Your task
The entries are to be returned exactly, with images left out.
-- start of Supplied material --
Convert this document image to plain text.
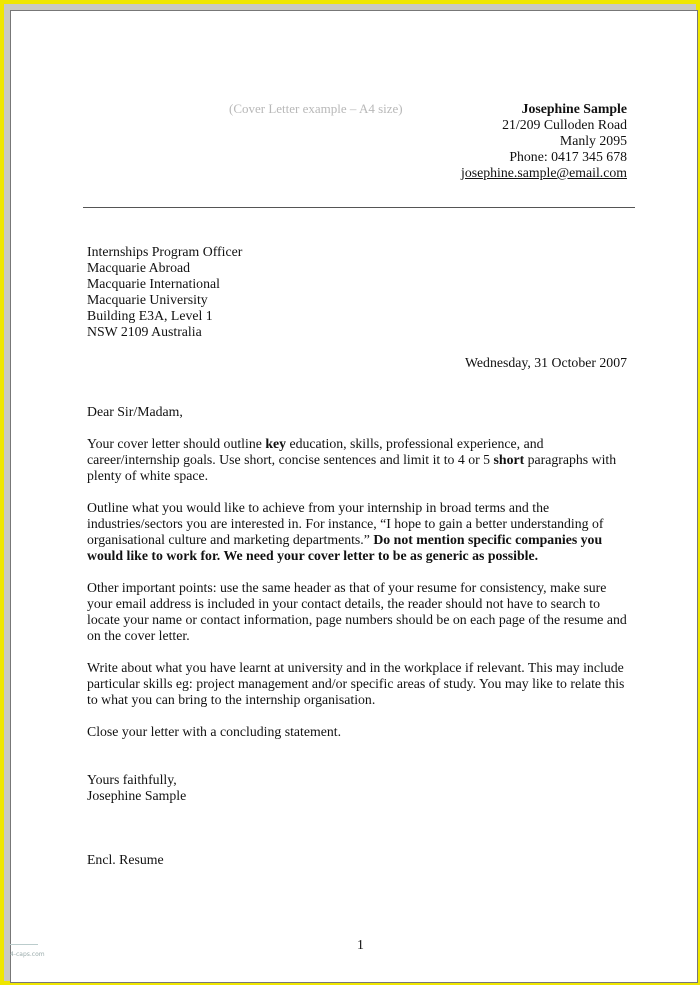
(Cover Letter example – A4 size)	Josephine Sample
21/209 Culloden Road
Manly 2095
Phone: 0417 345 678
josephine.sample@email.com
Internships Program Officer
Macquarie Abroad
Macquarie International
Macquarie University
Building E3A, Level 1
NSW 2109 Australia
Wednesday, 31 October 2007
Dear Sir/Madam,
Your cover letter should outline key education, skills, professional experience, and
career/internship goals. Use short, concise sentences and limit it to 4 or 5 short paragraphs with
plenty of white space.
Outline what you would like to achieve from your internship in broad terms and the
industries/sectors you are interested in. For instance, “I hope to gain a better understanding of
organisational culture and marketing departments.” Do not mention specific companies you
would like to work for. We need your cover letter to be as generic as possible.
Other important points: use the same header as that of your resume for consistency, make sure
your email address is included in your contact details, the reader should not have to search to
locate your name or contact information, page numbers should be on each page of the resume and
on the cover letter.
Write about what you have learnt at university and in the workplace if relevant. This may include
particular skills eg: project management and/or specific areas of study. You may like to relate this
to what you can bring to the internship organisation.
Close your letter with a concluding statement.
Yours faithfully,
Josephine Sample
Encl. Resume
1
4-caps.com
-- end of Supplied material --
Solution to the problem
Convert this document image to plain text.
(Cover Letter example – A4 size)	Josephine Sample
21/209 Culloden Road
Manly 2095
Phone: 0417 345 678
josephine.sample@email.com
Internships Program Officer
Macquarie Abroad
Macquarie International
Macquarie University
Building E3A, Level 1
NSW 2109 Australia
Wednesday, 31 October 2007
Dear Sir/Madam,
Your cover letter should outline key education, skills, professional experience, and
career/internship goals. Use short, concise sentences and limit it to 4 or 5 short paragraphs with
plenty of white space.
Outline what you would like to achieve from your internship in broad terms and the
industries/sectors you are interested in. For instance, “I hope to gain a better understanding of
organisational culture and marketing departments.” Do not mention specific companies you
would like to work for. We need your cover letter to be as generic as possible.
Other important points: use the same header as that of your resume for consistency, make sure
your email address is included in your contact details, the reader should not have to search to
locate your name or contact information, page numbers should be on each page of the resume and
on the cover letter.
Write about what you have learnt at university and in the workplace if relevant. This may include
particular skills eg: project management and/or specific areas of study. You may like to relate this
to what you can bring to the internship organisation.
Close your letter with a concluding statement.
Yours faithfully,
Josephine Sample
Encl. Resume
1
4-caps.com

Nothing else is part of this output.